(Stored items from a collection)
-*-

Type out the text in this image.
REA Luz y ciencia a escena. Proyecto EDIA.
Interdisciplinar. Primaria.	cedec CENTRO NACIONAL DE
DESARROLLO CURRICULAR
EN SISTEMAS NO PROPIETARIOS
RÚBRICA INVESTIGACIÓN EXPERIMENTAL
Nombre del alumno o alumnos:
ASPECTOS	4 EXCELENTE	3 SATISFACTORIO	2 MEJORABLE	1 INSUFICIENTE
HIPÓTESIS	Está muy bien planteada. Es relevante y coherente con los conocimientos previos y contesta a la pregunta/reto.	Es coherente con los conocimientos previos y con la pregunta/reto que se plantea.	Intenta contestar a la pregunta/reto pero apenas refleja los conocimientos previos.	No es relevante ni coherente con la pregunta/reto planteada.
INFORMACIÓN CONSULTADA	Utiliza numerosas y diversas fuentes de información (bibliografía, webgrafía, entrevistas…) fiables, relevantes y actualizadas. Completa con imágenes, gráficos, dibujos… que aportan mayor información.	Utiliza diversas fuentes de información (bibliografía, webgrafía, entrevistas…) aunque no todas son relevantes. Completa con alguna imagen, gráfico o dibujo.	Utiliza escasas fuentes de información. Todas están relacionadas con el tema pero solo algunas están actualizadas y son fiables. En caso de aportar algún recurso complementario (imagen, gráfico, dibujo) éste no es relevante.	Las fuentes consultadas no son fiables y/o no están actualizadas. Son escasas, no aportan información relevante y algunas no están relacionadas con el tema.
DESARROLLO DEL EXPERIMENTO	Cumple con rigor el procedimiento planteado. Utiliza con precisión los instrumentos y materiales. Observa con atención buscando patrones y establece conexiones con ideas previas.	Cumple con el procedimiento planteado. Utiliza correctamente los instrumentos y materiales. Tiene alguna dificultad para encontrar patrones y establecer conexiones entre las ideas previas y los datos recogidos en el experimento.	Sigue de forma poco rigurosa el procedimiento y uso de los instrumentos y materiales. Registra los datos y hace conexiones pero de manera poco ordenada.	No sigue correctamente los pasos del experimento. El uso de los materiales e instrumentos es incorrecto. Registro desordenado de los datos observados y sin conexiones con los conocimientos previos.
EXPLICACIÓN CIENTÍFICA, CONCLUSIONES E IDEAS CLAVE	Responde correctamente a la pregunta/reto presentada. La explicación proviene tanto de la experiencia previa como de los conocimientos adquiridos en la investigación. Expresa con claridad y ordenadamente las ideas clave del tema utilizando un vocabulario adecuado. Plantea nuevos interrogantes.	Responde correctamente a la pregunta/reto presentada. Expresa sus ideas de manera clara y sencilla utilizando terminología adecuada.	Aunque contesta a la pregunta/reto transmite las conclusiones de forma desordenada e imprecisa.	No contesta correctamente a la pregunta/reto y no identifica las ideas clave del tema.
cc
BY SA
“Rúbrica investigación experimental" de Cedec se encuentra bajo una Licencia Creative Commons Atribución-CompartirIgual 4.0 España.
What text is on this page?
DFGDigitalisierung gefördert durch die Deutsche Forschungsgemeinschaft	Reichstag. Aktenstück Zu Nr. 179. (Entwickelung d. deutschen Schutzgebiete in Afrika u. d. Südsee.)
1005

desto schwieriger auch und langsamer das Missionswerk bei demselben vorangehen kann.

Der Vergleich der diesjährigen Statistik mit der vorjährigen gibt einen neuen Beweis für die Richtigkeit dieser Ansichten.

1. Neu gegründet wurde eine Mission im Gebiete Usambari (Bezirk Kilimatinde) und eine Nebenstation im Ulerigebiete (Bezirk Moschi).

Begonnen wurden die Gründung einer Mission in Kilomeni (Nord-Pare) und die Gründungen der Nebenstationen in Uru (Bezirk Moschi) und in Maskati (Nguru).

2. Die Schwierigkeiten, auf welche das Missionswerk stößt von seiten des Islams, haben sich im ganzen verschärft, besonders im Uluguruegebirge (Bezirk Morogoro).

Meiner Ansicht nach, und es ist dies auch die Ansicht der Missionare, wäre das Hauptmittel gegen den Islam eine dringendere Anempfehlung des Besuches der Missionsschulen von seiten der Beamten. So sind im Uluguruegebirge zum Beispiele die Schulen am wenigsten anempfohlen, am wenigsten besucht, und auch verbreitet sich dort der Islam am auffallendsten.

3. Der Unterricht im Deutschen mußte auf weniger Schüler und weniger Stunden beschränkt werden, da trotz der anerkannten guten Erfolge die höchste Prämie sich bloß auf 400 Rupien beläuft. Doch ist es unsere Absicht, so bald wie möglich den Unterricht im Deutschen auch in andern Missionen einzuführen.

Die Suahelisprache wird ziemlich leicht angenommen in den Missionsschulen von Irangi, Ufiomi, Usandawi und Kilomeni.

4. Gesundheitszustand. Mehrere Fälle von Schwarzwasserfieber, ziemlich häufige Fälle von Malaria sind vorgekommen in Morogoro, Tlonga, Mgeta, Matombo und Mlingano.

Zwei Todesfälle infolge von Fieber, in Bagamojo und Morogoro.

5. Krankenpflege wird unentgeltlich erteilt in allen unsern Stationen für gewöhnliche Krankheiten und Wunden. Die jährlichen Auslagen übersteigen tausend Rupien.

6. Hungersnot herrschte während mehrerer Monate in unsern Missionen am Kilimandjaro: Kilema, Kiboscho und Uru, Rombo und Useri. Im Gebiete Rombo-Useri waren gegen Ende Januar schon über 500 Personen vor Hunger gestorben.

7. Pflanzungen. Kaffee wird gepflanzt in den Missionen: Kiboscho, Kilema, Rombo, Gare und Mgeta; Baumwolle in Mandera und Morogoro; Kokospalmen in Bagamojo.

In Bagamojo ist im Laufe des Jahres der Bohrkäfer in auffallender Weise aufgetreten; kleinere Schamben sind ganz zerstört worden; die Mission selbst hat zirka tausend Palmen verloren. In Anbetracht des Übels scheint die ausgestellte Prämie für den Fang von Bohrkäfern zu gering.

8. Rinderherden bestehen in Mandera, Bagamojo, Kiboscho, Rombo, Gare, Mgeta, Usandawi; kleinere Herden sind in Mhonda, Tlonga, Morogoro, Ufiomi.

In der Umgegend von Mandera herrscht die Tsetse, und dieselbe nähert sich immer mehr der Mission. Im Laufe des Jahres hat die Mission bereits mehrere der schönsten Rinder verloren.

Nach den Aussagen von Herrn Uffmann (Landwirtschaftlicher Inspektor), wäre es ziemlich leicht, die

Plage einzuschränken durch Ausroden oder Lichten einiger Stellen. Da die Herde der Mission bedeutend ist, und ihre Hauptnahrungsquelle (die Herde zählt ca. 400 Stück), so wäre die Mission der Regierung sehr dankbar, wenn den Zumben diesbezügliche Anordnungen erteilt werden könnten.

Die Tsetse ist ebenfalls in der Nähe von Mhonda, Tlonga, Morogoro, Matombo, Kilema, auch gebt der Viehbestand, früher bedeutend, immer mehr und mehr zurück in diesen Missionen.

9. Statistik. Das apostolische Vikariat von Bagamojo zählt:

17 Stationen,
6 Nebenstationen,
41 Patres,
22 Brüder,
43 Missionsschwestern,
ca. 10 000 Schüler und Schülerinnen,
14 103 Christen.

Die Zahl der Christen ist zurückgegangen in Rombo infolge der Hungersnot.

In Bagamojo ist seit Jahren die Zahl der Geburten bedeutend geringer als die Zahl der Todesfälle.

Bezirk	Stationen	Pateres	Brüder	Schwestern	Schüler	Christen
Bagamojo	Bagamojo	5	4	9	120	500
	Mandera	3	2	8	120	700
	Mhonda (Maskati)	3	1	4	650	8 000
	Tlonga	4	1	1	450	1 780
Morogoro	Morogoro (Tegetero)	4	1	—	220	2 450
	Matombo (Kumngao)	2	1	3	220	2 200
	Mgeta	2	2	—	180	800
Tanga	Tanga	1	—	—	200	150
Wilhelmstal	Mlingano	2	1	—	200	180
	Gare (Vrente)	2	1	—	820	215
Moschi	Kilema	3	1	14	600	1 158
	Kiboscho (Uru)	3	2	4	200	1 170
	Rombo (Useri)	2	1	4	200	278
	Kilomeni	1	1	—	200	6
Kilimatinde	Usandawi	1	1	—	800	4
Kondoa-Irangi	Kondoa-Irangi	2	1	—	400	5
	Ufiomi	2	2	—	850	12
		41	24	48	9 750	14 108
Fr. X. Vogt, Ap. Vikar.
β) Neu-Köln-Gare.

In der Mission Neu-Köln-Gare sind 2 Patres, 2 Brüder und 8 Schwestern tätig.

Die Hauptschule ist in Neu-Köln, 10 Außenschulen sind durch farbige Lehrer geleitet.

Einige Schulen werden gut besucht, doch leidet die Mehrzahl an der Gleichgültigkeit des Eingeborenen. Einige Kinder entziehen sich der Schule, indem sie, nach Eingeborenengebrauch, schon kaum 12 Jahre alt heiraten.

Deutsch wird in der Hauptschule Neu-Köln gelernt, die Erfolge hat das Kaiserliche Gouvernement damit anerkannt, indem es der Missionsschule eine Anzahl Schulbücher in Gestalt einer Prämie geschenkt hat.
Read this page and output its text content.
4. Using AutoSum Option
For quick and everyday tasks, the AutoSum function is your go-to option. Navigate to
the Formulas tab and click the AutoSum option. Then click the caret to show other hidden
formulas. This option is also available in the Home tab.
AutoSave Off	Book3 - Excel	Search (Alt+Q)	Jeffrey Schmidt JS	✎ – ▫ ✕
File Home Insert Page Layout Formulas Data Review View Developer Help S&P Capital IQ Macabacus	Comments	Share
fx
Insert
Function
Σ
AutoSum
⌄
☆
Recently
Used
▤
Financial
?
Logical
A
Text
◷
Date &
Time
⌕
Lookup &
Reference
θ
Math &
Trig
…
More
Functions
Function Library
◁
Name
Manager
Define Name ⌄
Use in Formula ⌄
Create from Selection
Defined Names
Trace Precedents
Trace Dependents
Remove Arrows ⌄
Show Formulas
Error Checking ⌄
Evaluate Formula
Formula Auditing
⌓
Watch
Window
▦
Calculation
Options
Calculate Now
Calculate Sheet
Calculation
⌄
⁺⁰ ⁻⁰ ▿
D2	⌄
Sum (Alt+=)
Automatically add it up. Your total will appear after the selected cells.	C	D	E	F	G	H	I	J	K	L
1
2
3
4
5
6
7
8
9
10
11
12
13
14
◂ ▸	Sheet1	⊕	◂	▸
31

-*-

### Task requirements
Please reproduce, word for word, every line from the line with "Read this page and output its text content." to the final line above, including both ends.

### Output for this exercise
Read this page and output its text content.
4. Using AutoSum Option
For quick and everyday tasks, the AutoSum function is your go-to option. Navigate to
the Formulas tab and click the AutoSum option. Then click the caret to show other hidden
formulas. This option is also available in the Home tab.
AutoSave Off	Book3 - Excel	Search (Alt+Q)	Jeffrey Schmidt JS	✎ – ▫ ✕
File Home Insert Page Layout Formulas Data Review View Developer Help S&P Capital IQ Macabacus	Comments	Share
fx
Insert
Function
Σ
AutoSum
⌄
☆
Recently
Used
▤
Financial
?
Logical
A
Text
◷
Date &
Time
⌕
Lookup &
Reference
θ
Math &
Trig
…
More
Functions
Function Library
◁
Name
Manager
Define Name ⌄
Use in Formula ⌄
Create from Selection
Defined Names
Trace Precedents
Trace Dependents
Remove Arrows ⌄
Show Formulas
Error Checking ⌄
Evaluate Formula
Formula Auditing
⌓
Watch
Window
▦
Calculation
Options
Calculate Now
Calculate Sheet
Calculation
⌄
⁺⁰ ⁻⁰ ▿
D2	⌄
Sum (Alt+=)
Automatically add it up. Your total will appear after the selected cells.	C	D	E	F	G	H	I	J	K	L
1
2
3
4
5
6
7
8
9
10
11
12
13
14
◂ ▸	Sheet1	⊕	◂	▸
31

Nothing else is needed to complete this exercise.